● Problem description:
State how many lines of the records contain the word "logo". Give only the number.

Element location listings:
------------------------
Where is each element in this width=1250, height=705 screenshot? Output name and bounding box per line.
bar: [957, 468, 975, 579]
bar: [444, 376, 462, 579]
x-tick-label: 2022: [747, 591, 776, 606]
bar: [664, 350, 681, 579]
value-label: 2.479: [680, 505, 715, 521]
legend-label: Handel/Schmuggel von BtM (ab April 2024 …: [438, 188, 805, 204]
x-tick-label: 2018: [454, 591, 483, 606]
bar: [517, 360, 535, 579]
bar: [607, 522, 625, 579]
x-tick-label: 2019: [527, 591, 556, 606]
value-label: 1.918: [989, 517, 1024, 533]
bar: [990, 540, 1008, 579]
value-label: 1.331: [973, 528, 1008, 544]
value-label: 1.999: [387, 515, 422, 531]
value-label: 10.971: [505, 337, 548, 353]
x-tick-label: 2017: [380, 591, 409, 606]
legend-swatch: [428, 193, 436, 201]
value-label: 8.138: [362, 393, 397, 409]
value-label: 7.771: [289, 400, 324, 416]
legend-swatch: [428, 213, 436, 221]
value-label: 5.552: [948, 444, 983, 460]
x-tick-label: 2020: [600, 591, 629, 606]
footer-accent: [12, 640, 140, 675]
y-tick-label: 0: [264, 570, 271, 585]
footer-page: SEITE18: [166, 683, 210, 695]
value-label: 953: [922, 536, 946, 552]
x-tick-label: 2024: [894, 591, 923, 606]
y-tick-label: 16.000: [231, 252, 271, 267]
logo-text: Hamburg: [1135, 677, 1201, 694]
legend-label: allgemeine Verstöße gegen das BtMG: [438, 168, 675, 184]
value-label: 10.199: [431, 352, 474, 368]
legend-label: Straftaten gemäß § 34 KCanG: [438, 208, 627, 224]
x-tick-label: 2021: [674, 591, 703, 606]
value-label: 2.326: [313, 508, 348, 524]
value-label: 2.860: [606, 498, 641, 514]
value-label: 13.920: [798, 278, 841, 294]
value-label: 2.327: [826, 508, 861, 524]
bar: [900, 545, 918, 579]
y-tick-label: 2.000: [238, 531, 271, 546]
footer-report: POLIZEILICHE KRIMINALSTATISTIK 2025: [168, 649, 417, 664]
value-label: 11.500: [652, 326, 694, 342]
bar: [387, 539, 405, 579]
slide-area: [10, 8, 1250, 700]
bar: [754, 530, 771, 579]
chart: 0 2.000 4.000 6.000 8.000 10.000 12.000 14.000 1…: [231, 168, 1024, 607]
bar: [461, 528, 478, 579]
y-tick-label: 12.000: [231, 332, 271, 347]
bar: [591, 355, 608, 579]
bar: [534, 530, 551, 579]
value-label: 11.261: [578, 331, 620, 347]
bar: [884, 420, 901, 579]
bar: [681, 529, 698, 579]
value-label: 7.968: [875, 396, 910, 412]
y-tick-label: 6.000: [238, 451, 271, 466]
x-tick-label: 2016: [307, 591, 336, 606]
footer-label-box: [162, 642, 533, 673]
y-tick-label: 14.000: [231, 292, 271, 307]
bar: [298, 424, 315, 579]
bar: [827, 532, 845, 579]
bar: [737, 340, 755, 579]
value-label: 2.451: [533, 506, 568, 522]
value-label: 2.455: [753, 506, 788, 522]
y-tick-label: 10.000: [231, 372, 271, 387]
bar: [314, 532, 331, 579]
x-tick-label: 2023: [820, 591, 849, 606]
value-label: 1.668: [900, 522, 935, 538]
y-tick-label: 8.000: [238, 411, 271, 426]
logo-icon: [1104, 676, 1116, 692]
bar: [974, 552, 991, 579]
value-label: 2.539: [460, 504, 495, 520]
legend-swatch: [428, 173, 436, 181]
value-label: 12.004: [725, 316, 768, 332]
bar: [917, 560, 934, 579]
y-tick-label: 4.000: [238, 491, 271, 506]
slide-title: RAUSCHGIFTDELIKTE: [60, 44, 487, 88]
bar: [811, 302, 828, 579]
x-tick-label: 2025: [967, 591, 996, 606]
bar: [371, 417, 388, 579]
------------------------
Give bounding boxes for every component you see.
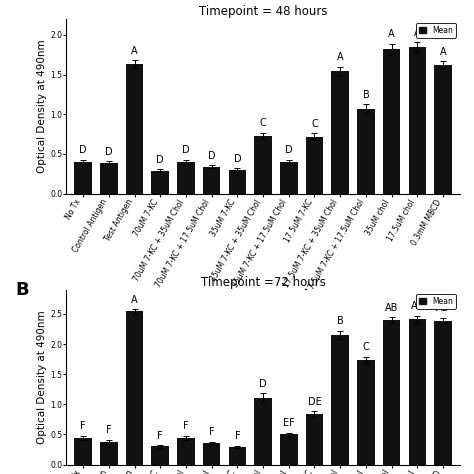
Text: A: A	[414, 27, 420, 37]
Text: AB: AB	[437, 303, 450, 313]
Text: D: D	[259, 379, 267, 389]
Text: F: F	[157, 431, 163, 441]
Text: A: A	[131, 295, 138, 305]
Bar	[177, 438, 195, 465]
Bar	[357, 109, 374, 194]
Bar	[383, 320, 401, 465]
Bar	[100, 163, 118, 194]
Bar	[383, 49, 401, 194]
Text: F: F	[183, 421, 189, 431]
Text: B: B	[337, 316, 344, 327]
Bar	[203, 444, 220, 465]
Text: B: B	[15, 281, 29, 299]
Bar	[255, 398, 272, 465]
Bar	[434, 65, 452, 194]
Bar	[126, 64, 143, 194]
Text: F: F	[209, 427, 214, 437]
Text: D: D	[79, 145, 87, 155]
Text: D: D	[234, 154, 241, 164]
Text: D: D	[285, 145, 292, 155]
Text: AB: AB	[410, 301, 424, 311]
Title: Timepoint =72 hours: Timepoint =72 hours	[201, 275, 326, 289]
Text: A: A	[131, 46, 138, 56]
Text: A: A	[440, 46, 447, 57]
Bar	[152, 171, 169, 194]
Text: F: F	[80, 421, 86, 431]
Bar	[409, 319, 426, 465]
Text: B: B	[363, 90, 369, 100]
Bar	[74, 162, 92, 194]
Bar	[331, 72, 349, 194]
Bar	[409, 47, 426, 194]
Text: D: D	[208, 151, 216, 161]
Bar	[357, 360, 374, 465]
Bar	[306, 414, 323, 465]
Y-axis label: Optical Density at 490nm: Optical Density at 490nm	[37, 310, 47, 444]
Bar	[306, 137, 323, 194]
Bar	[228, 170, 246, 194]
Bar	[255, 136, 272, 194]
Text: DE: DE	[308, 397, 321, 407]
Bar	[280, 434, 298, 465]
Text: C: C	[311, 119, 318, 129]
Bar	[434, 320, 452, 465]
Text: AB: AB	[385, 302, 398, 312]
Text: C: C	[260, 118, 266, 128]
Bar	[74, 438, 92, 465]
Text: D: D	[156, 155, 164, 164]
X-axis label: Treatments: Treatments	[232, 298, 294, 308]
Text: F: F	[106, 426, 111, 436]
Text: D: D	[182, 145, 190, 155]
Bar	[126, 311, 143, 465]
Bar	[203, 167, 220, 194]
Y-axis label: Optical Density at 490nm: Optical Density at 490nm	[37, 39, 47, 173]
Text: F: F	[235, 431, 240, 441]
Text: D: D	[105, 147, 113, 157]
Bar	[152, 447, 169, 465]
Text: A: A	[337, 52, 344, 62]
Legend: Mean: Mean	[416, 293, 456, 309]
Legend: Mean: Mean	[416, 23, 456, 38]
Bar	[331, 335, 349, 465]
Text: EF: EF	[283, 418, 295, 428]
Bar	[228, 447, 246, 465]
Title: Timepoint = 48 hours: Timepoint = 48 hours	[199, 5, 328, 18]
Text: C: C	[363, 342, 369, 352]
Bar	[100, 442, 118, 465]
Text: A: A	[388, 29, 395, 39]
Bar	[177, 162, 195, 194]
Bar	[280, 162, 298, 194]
------------------------
● In response:
2